_What to do:_ Reproduce every line of the items below, swapping each "staticText" for "label" and changing nothing else. Omit the pictures.

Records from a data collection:
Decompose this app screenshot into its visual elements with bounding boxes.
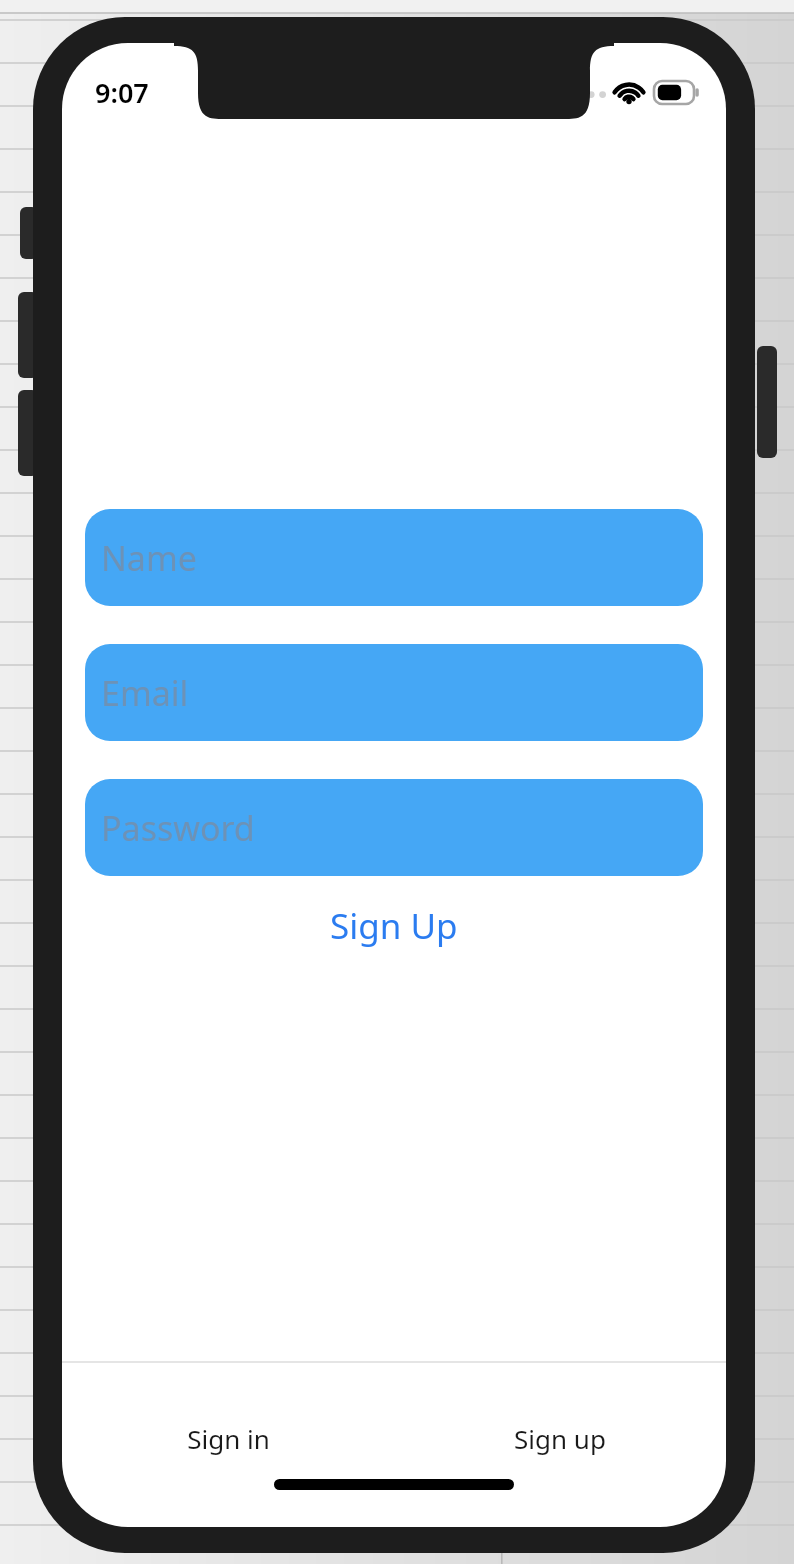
staticText: Sign Up (330, 902, 458, 950)
button[interactable]: Sign up (394, 1363, 726, 1479)
staticText: Sign in (187, 1421, 270, 1456)
staticText: Email (101, 670, 189, 716)
button[interactable]: Name (85, 509, 703, 606)
button[interactable]: Password (85, 779, 703, 876)
button[interactable]: Email (85, 644, 703, 741)
button[interactable]: Sign Up (62, 892, 726, 960)
staticText: Sign up (514, 1421, 606, 1456)
staticText: Password (101, 805, 255, 851)
staticText: Name (101, 535, 197, 581)
staticText: 9:07 (95, 74, 149, 111)
button[interactable]: Sign in (62, 1363, 394, 1479)
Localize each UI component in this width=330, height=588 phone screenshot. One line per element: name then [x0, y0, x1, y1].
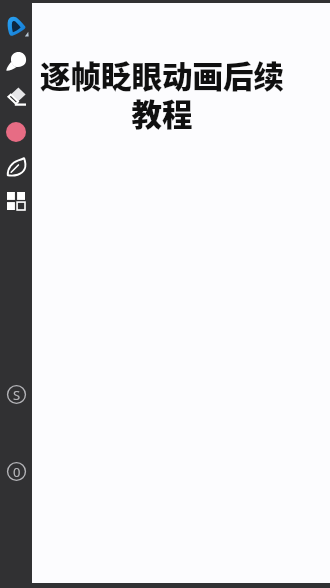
button[interactable]: Brush [0, 45, 32, 77]
button[interactable]: Leaf brush [0, 150, 32, 182]
staticText: 0 [13, 463, 21, 481]
button[interactable]: Eraser [0, 80, 32, 112]
button[interactable]: Layers [0, 185, 32, 217]
staticText: S [13, 386, 21, 404]
button[interactable]: Settings [0, 378, 32, 410]
button[interactable]: Opacity [0, 455, 32, 487]
button[interactable]: Color [0, 116, 32, 148]
button[interactable]: Pen [0, 10, 32, 42]
staticText: 逐帧眨眼动画后续教程 [36, 53, 288, 135]
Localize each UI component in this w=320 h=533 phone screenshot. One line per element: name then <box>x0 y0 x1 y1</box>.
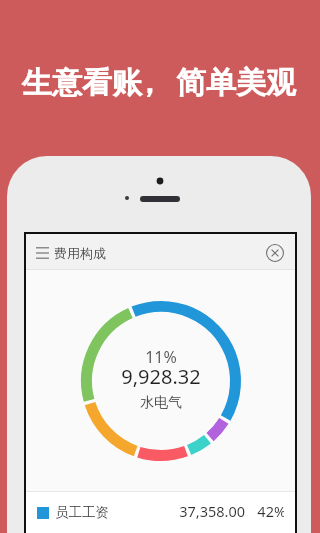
staticText: 水电气 <box>81 394 241 412</box>
staticText: 费用构成 <box>54 245 106 261</box>
staticText: 员工工资 <box>55 504 109 521</box>
staticText: ， <box>134 64 164 102</box>
staticText: 生意看账 <box>22 64 142 102</box>
button[interactable]: Menu <box>26 234 55 269</box>
staticText: 简单美观 <box>176 64 296 102</box>
button[interactable]: 员工工资 <box>26 492 295 533</box>
staticText: 42% <box>257 501 284 521</box>
staticText: 11% <box>81 346 241 368</box>
button[interactable]: Close <box>257 234 295 269</box>
staticText: 37,358.00 <box>175 501 245 521</box>
staticText: 9,928.32 <box>81 363 241 390</box>
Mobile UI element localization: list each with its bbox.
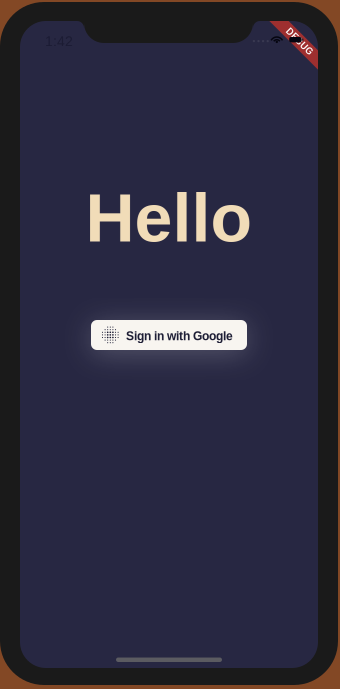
staticText: Sign in with Google xyxy=(126,329,233,343)
button[interactable]: Sign in with Google xyxy=(91,320,247,350)
staticText: Hello xyxy=(86,180,252,256)
staticText: DEBUG xyxy=(282,36,316,47)
staticText: 1:42 xyxy=(45,34,73,49)
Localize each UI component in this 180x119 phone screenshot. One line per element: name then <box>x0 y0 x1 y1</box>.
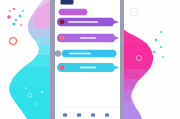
button[interactable] <box>0 0 180 119</box>
button[interactable] <box>0 0 180 119</box>
button[interactable]: Search <box>77 113 81 117</box>
button[interactable]: Search <box>58 9 88 15</box>
button[interactable]: Favourites <box>91 113 95 117</box>
button[interactable]: Profile <box>105 113 109 117</box>
button[interactable] <box>0 0 180 119</box>
button[interactable]: Home <box>63 113 67 117</box>
button[interactable] <box>0 0 180 119</box>
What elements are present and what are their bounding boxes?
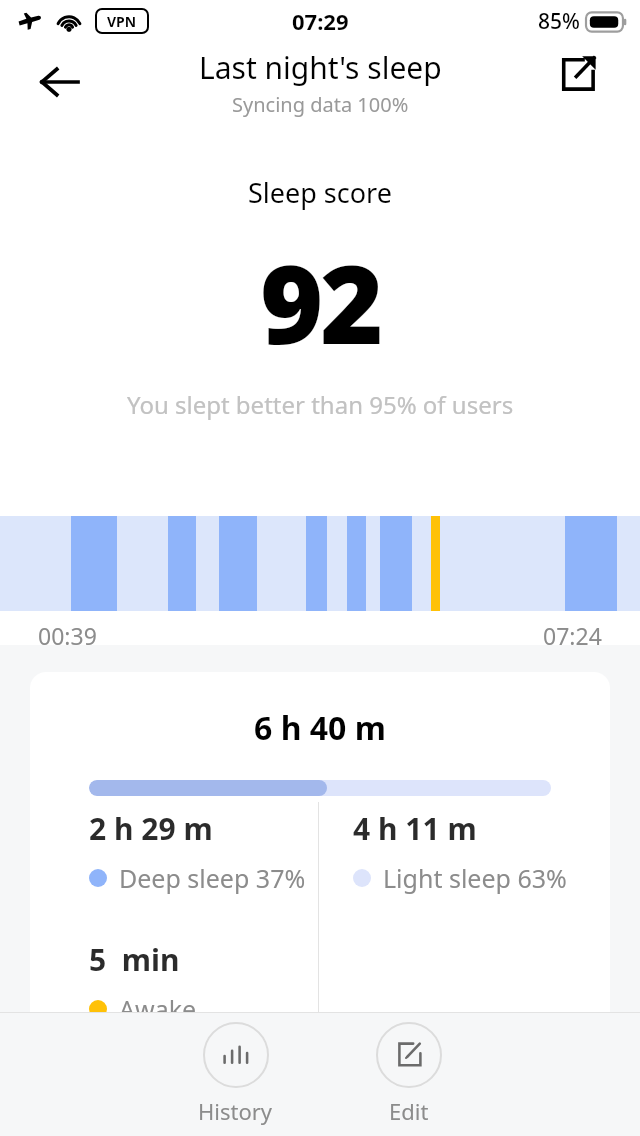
staticText: Sleep score [248, 174, 392, 211]
staticText: 85% [538, 7, 580, 36]
staticText: Awake [119, 992, 197, 1026]
staticText: 07:24 [543, 620, 602, 651]
button[interactable]: History [190, 1012, 281, 1136]
button[interactable]: Back [24, 46, 96, 118]
staticText: History [198, 1096, 273, 1126]
staticText: 00:39 [38, 620, 97, 651]
staticText: Light sleep 63% [383, 861, 567, 895]
button[interactable]: 6 h 40 m [30, 672, 610, 1032]
staticText: 5 min [89, 939, 180, 980]
staticText: You slept better than 95% of users [127, 388, 514, 421]
staticText: 07:29 [292, 6, 349, 36]
button[interactable]: Share [542, 38, 614, 110]
staticText: Deep sleep 37% [119, 861, 306, 895]
staticText: 2 h 29 m [89, 808, 213, 849]
staticText: Edit [389, 1096, 429, 1126]
staticText: Syncing data 100% [232, 91, 409, 118]
staticText: 6 h 40 m [30, 706, 610, 750]
staticText: 92 [260, 229, 381, 376]
staticText: 4 h 11 m [353, 808, 477, 849]
staticText: VPN [107, 12, 137, 31]
button[interactable]: Edit [368, 1012, 450, 1136]
staticText: Last night's sleep [199, 47, 442, 88]
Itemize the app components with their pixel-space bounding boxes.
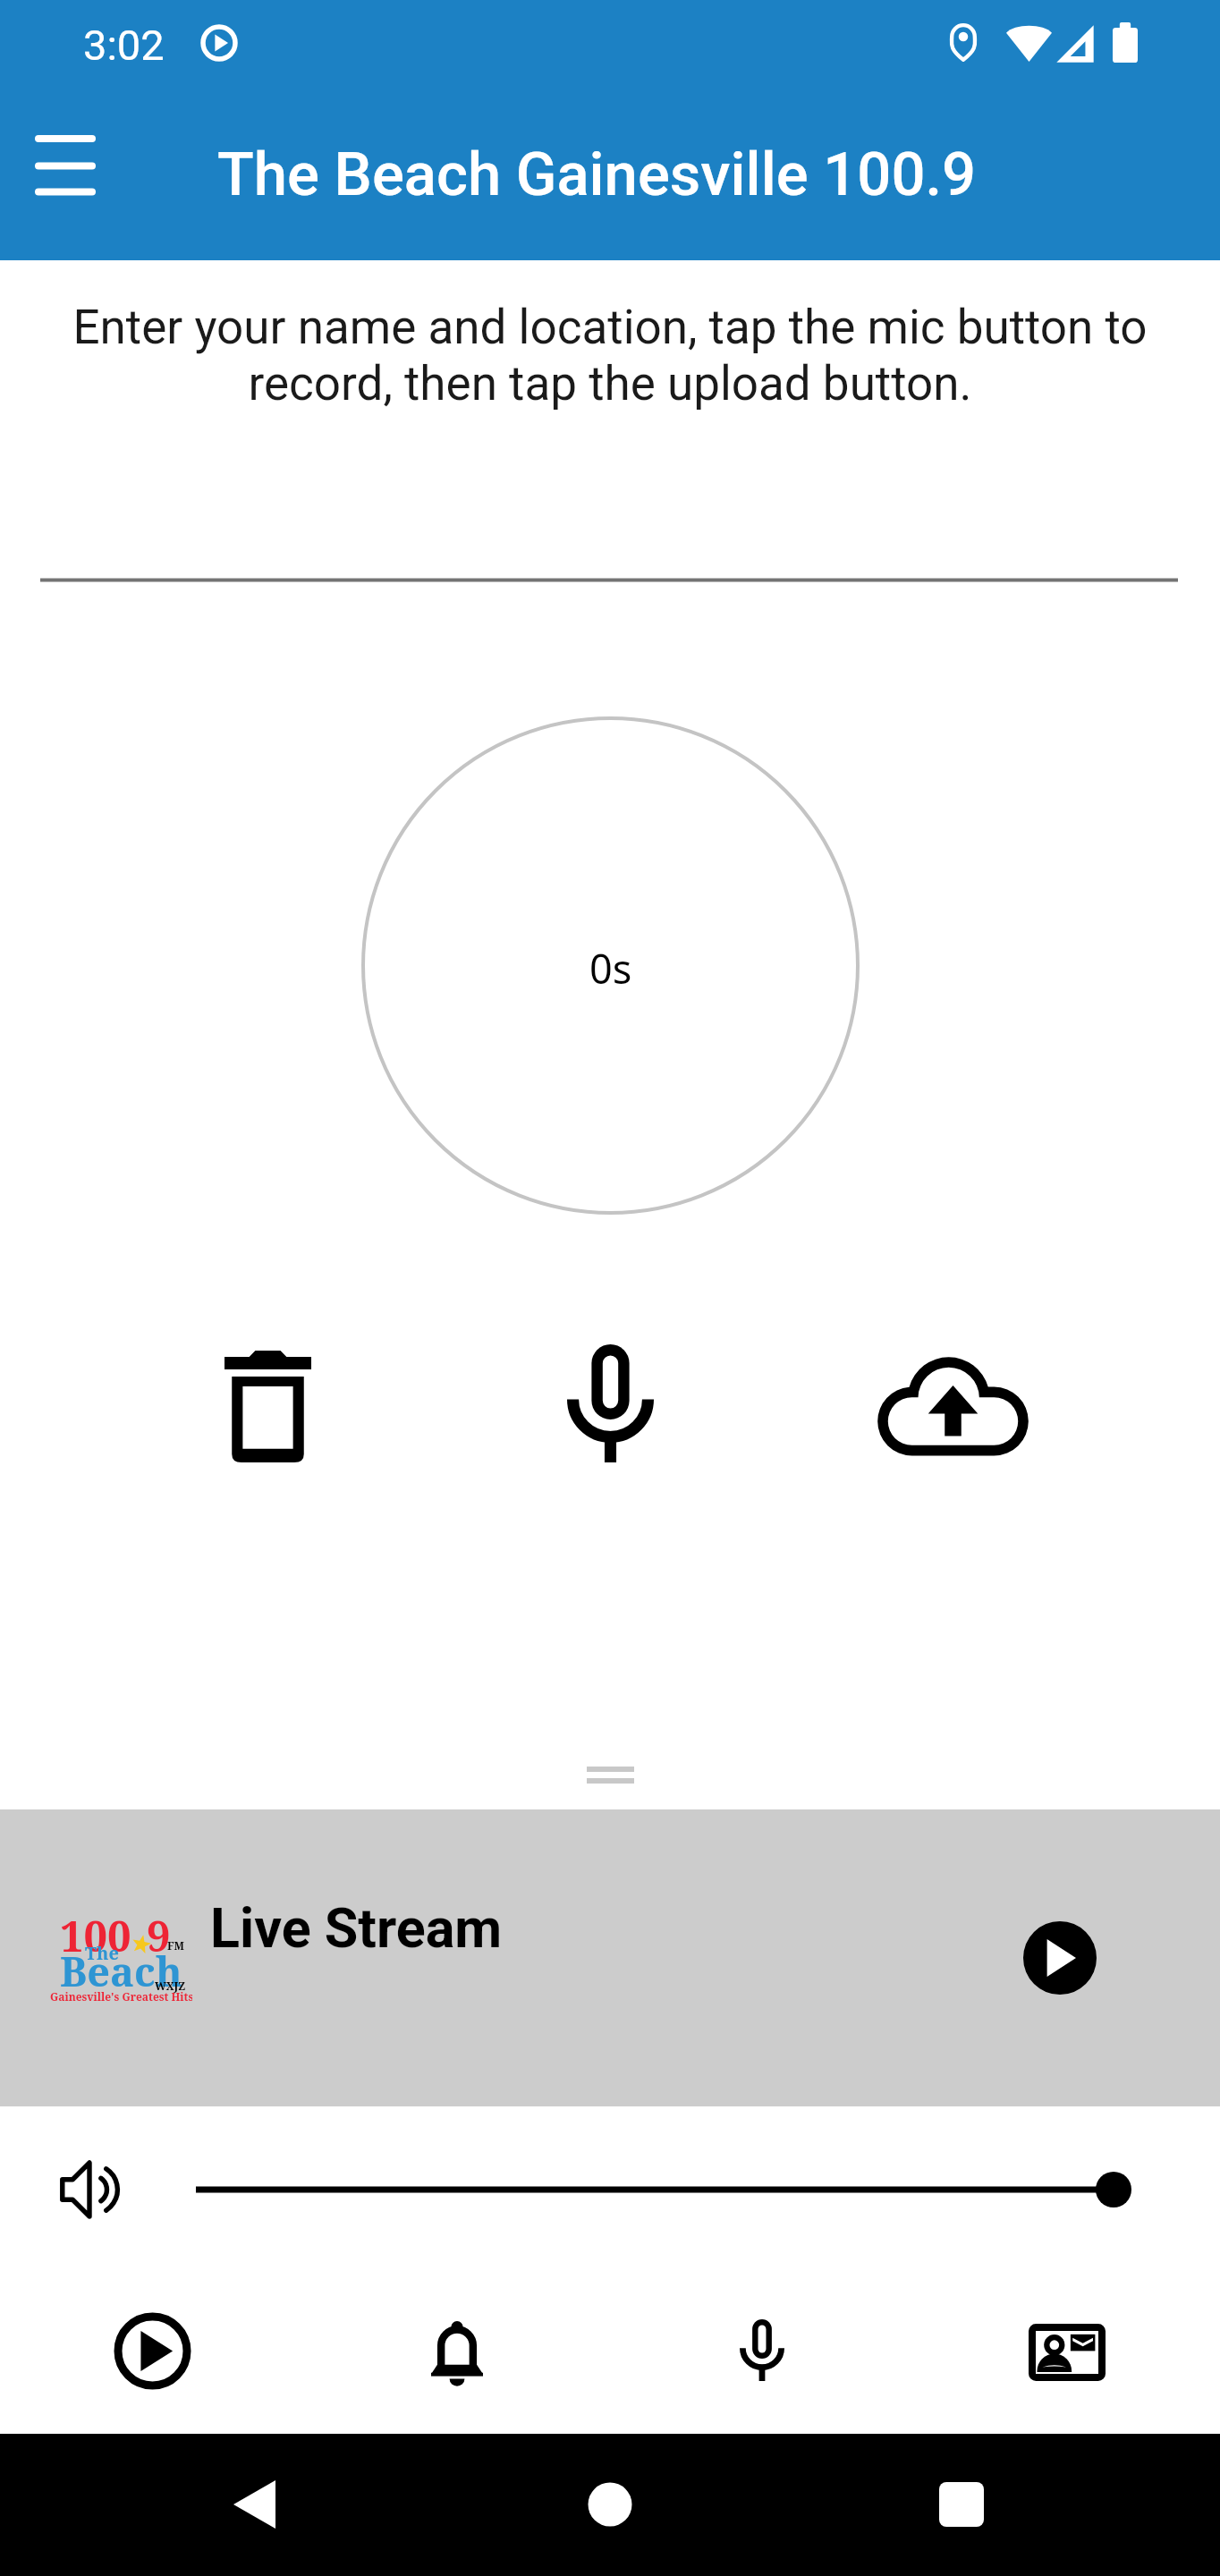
staticText: FM	[167, 1938, 184, 1953]
button[interactable]: Name and location	[0, 478, 1220, 585]
button[interactable]: Play	[76, 2255, 229, 2434]
button[interactable]: Open navigation menu	[12, 112, 119, 219]
staticText: Live Stream	[210, 1896, 503, 1960]
staticText: 100	[60, 1907, 131, 1964]
staticText: Gainesville's Greatest Hits	[50, 1989, 192, 2004]
button[interactable]: Play live stream	[1023, 1921, 1097, 1995]
button[interactable]: Home	[535, 2434, 685, 2576]
staticText: 9	[147, 1907, 171, 1964]
staticText: The Beach Gainesville 100.9	[217, 140, 977, 210]
button[interactable]: Volume	[0, 2163, 1220, 2216]
button[interactable]: Back	[180, 2434, 330, 2576]
staticText: 3:02	[83, 21, 165, 70]
staticText: WXJZ	[155, 1979, 186, 1993]
button[interactable]: Record	[686, 2255, 839, 2434]
button[interactable]: Delete recording	[207, 1345, 329, 1468]
button[interactable]: Record	[549, 1342, 672, 1464]
staticText: The	[85, 1941, 119, 1965]
staticText: 0s	[589, 941, 632, 996]
button[interactable]: Contact	[991, 2255, 1144, 2434]
button[interactable]: Alerts	[381, 2255, 534, 2434]
button[interactable]: Upload recording	[861, 1344, 1044, 1467]
button[interactable]: Recording timer	[361, 716, 860, 1215]
button[interactable]: Recent apps	[886, 2434, 1037, 2576]
staticText: Beach	[60, 1944, 182, 1998]
staticText: Enter your name and location, tap the mi…	[50, 300, 1170, 411]
button[interactable]: Live Stream	[0, 1809, 1220, 2106]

_Written solution:_
Decompose this app screenshot into its visual elements with bounding boxes.
label: Sign Up (330, 902, 458, 950)
button[interactable]: Sign up (394, 1363, 726, 1479)
label: Sign in (187, 1421, 270, 1456)
label: Email (101, 670, 189, 716)
button[interactable]: Name (85, 509, 703, 606)
button[interactable]: Password (85, 779, 703, 876)
button[interactable]: Email (85, 644, 703, 741)
button[interactable]: Sign Up (62, 892, 726, 960)
label: Sign up (514, 1421, 606, 1456)
label: Password (101, 805, 255, 851)
label: Name (101, 535, 197, 581)
label: 9:07 (95, 74, 149, 111)
button[interactable]: Sign in (62, 1363, 394, 1479)
Localize each UI component in this width=330, height=588 phone screenshot. One line per element: name then [x0, y0, x1, y1].
button[interactable]: Brush [0, 45, 32, 77]
button[interactable]: Leaf brush [0, 150, 32, 182]
label: 0 [13, 463, 21, 481]
button[interactable]: Eraser [0, 80, 32, 112]
button[interactable]: Layers [0, 185, 32, 217]
label: S [13, 386, 21, 404]
button[interactable]: Settings [0, 378, 32, 410]
button[interactable]: Opacity [0, 455, 32, 487]
button[interactable]: Color [0, 116, 32, 148]
button[interactable]: Pen [0, 10, 32, 42]
label: 逐帧眨眼动画后续教程 [36, 53, 288, 135]
Localize each UI component in this w=320 h=533 phone screenshot. One line per element: name then <box>x0 y0 x1 y1</box>.
label: 水电气 <box>81 394 241 412</box>
label: 费用构成 <box>54 245 106 261</box>
label: 员工工资 <box>55 504 109 521</box>
label: ， <box>134 64 164 102</box>
label: 生意看账 <box>22 64 142 102</box>
button[interactable]: Menu <box>26 234 55 269</box>
label: 简单美观 <box>176 64 296 102</box>
button[interactable]: 员工工资 <box>26 492 295 533</box>
label: 42% <box>257 501 284 521</box>
label: 11% <box>81 346 241 368</box>
button[interactable]: Close <box>257 234 295 269</box>
label: 37,358.00 <box>175 501 245 521</box>
label: 9,928.32 <box>81 363 241 390</box>
Mobile UI element localization: list each with its bbox.
label: Sign in with Google xyxy=(126,329,233,343)
button[interactable]: Sign in with Google xyxy=(91,320,247,350)
label: Hello xyxy=(86,180,252,256)
label: DEBUG xyxy=(282,36,316,47)
label: 1:42 xyxy=(45,34,73,49)
Localize each UI component in this 180x119 phone screenshot. One line per element: name then <box>x0 y0 x1 y1</box>.
button[interactable] <box>0 0 180 119</box>
button[interactable] <box>0 0 180 119</box>
button[interactable]: Search <box>77 113 81 117</box>
button[interactable]: Search <box>58 9 88 15</box>
button[interactable]: Favourites <box>91 113 95 117</box>
button[interactable]: Profile <box>105 113 109 117</box>
button[interactable] <box>0 0 180 119</box>
button[interactable]: Home <box>63 113 67 117</box>
button[interactable] <box>0 0 180 119</box>
What elements are present and what are their bounding boxes?
label: Sleep score [248, 174, 392, 211]
label: 85% [538, 7, 580, 36]
label: Awake [119, 992, 197, 1026]
label: 07:24 [543, 620, 602, 651]
button[interactable]: History [190, 1012, 281, 1136]
button[interactable]: Back [24, 46, 96, 118]
label: History [198, 1096, 273, 1126]
label: 00:39 [38, 620, 97, 651]
label: Light sleep 63% [383, 861, 567, 895]
button[interactable]: 6 h 40 m [30, 672, 610, 1032]
label: 5 min [89, 939, 180, 980]
label: You slept better than 95% of users [127, 388, 514, 421]
label: 07:29 [292, 6, 349, 36]
button[interactable]: Share [542, 38, 614, 110]
label: Deep sleep 37% [119, 861, 306, 895]
label: 2 h 29 m [89, 808, 213, 849]
label: Edit [389, 1096, 429, 1126]
label: Syncing data 100% [232, 91, 409, 118]
label: 6 h 40 m [30, 706, 610, 750]
label: 92 [260, 229, 381, 376]
label: 4 h 11 m [353, 808, 477, 849]
label: VPN [107, 12, 137, 31]
button[interactable]: Edit [368, 1012, 450, 1136]
label: Last night's sleep [199, 47, 442, 88]
Itemize the app components with their pixel-space bounding boxes.
label: FM	[167, 1938, 184, 1953]
button[interactable]: Name and location	[0, 478, 1220, 585]
button[interactable]: Play	[76, 2255, 229, 2434]
button[interactable]: Open navigation menu	[12, 112, 119, 219]
label: Live Stream	[210, 1896, 503, 1960]
label: 100	[60, 1907, 131, 1964]
label: Gainesville's Greatest Hits	[50, 1989, 192, 2004]
button[interactable]: Play live stream	[1023, 1921, 1097, 1995]
button[interactable]: Home	[535, 2434, 685, 2576]
label: 9	[147, 1907, 171, 1964]
label: The Beach Gainesville 100.9	[217, 140, 977, 210]
button[interactable]: Volume	[0, 2163, 1220, 2216]
button[interactable]: Back	[180, 2434, 330, 2576]
label: 3:02	[83, 21, 165, 70]
label: WXJZ	[155, 1979, 186, 1993]
button[interactable]: Record	[686, 2255, 839, 2434]
button[interactable]: Delete recording	[207, 1345, 329, 1468]
button[interactable]: Record	[549, 1342, 672, 1464]
label: The	[85, 1941, 119, 1965]
label: 0s	[589, 941, 632, 996]
button[interactable]: Contact	[991, 2255, 1144, 2434]
button[interactable]: Alerts	[381, 2255, 534, 2434]
button[interactable]: Upload recording	[861, 1344, 1044, 1467]
button[interactable]: Recording timer	[361, 716, 860, 1215]
button[interactable]: Recent apps	[886, 2434, 1037, 2576]
label: Beach	[60, 1944, 182, 1998]
label: Enter your name and location, tap the mi…	[50, 300, 1170, 411]
button[interactable]: Live Stream	[0, 1809, 1220, 2106]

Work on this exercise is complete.